## Start Dataset

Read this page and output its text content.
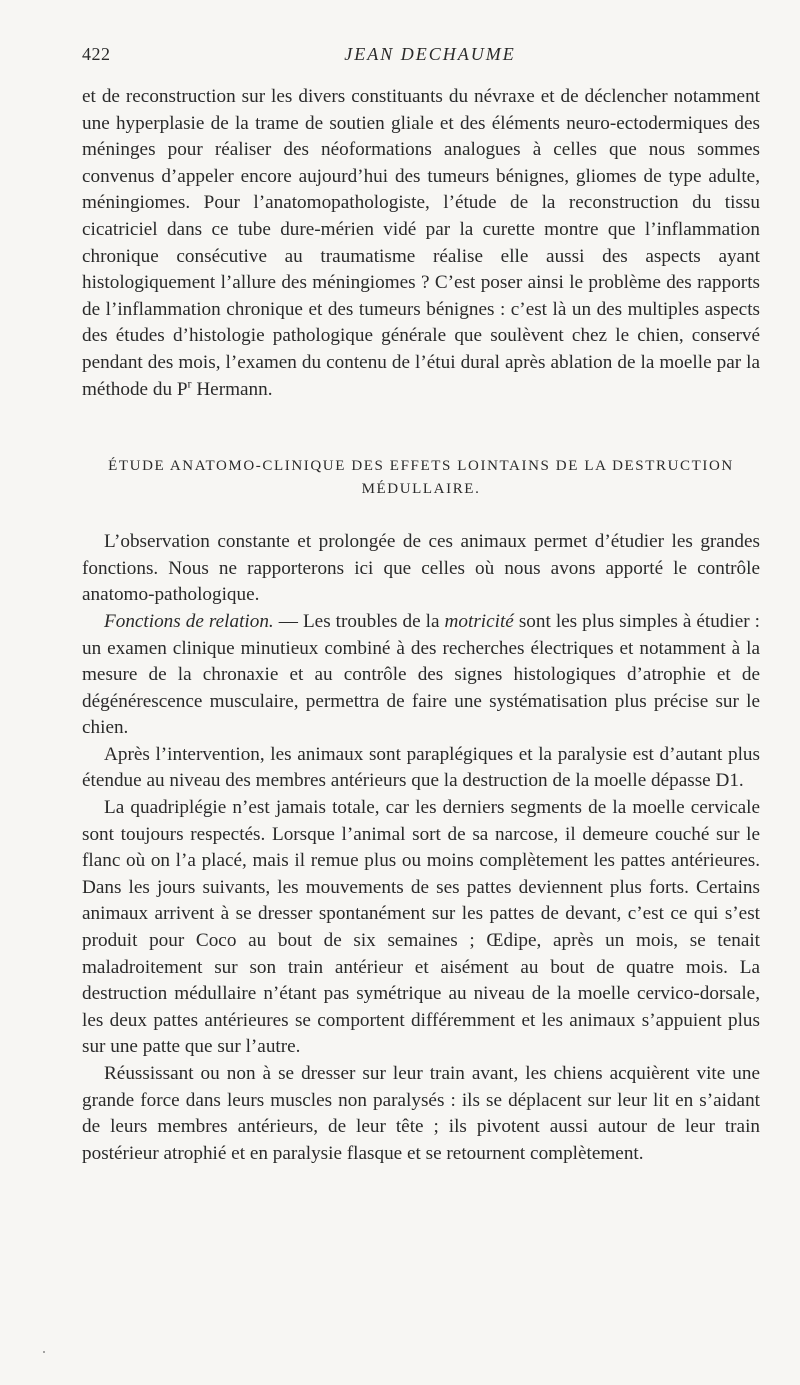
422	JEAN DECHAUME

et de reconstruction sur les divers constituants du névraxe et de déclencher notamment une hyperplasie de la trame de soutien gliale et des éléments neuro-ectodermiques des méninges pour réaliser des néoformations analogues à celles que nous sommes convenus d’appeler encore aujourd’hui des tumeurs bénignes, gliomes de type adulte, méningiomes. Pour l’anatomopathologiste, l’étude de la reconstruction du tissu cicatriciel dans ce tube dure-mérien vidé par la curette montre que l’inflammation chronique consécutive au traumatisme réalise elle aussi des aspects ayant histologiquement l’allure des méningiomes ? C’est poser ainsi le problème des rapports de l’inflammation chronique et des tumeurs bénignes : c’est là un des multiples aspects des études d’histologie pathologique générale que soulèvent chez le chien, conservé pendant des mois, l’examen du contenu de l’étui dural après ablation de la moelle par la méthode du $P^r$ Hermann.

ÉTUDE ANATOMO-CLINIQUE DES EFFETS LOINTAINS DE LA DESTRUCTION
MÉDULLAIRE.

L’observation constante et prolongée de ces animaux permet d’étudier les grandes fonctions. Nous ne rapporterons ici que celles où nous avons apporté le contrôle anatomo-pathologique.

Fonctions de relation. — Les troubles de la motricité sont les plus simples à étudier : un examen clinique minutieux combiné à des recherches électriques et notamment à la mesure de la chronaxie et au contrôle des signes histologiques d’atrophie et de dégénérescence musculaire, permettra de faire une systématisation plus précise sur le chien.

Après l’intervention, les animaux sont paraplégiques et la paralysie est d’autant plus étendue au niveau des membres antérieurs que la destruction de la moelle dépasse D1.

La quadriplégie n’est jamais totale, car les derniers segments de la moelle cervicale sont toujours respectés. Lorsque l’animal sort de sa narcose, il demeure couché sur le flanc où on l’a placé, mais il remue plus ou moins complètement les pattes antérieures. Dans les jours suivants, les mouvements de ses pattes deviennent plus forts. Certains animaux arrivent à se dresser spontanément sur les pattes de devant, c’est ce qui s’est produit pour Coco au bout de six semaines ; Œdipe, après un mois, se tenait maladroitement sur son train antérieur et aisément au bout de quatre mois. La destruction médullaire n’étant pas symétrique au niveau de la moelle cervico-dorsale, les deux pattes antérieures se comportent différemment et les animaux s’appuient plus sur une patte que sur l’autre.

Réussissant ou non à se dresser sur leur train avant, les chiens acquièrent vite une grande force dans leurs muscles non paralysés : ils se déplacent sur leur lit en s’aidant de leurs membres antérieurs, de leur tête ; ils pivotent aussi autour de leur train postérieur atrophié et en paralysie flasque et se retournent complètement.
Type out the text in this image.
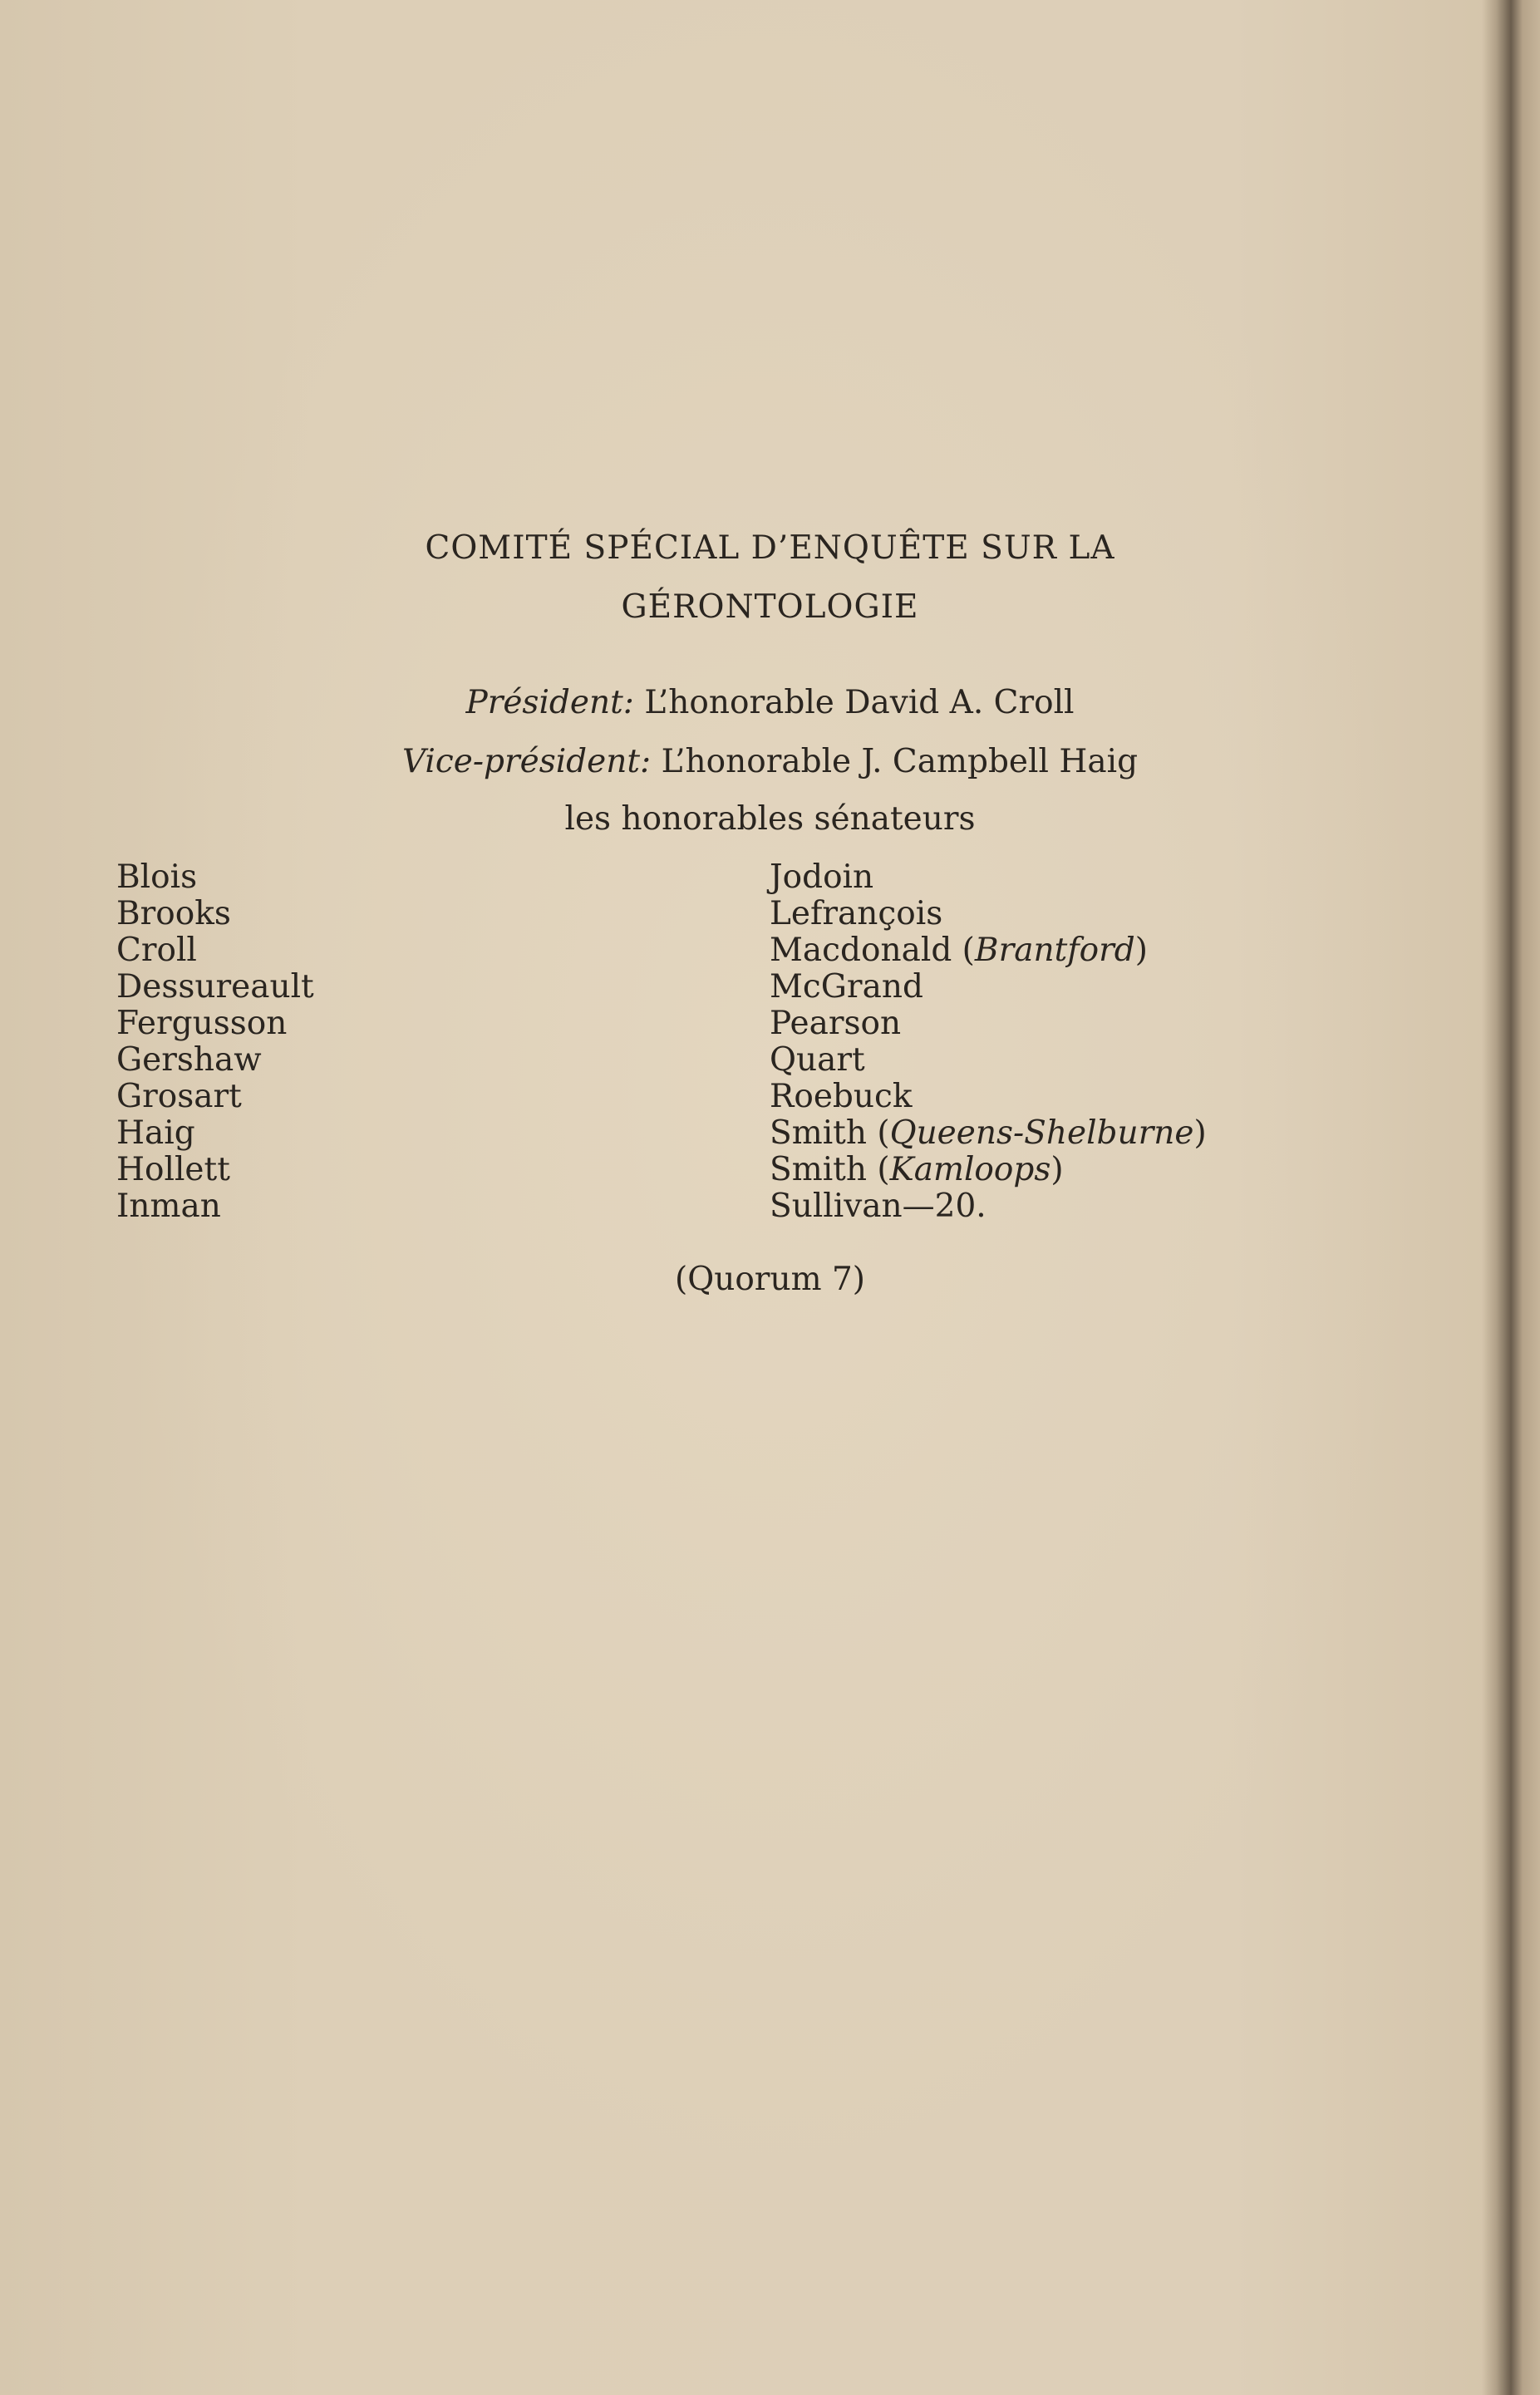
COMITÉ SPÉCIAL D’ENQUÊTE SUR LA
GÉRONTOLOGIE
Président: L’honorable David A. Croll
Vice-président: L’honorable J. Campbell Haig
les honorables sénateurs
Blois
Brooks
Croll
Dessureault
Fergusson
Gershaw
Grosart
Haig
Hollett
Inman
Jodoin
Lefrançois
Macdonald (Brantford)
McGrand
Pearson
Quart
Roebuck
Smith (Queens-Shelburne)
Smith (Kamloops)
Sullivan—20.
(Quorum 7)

## End Dataset

*Exercise description*. Find every line above that contains the word "antérieurs", and return each one.

*Final answer*.
Après l’intervention, les animaux sont paraplégiques et la paralysie est d’autant plus étendue au niveau des membres antérieurs que la destruction de la moelle dépasse D1.
Réussissant ou non à se dresser sur leur train avant, les chiens acquièrent vite une grande force dans leurs muscles non paralysés : ils se déplacent sur leur lit en s’aidant de leurs membres antérieurs, de leur tête ; ils pivotent aussi autour de leur train postérieur atrophié et en paralysie flasque et se retournent complètement.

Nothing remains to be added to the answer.